EXERCISE DESCRIPTION:
Report only how many lines hold the word "name".

Entries from a dataset
____

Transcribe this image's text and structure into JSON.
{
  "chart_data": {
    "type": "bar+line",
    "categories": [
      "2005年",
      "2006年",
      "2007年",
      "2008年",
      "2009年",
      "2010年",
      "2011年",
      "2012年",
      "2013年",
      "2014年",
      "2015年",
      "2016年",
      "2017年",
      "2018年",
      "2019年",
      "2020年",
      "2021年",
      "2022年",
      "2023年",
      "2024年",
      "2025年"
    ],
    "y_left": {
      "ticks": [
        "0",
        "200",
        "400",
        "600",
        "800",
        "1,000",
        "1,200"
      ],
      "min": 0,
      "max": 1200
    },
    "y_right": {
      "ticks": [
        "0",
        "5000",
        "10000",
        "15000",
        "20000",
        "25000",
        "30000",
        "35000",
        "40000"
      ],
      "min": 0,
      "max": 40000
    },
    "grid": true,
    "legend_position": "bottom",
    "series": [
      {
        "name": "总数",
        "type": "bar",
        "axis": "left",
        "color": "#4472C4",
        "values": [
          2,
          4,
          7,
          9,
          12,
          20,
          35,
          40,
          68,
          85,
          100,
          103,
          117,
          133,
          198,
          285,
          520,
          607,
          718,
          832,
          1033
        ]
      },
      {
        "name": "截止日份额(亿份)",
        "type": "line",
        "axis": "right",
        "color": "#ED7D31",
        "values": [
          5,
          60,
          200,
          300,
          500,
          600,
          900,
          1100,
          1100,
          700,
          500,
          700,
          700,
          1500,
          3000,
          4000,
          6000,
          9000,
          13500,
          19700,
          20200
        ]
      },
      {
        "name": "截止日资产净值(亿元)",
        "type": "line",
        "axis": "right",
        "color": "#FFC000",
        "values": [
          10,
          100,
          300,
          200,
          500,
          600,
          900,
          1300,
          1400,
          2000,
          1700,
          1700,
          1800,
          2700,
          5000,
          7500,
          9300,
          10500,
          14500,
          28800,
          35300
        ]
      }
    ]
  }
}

____

ANSWER BELOW:
3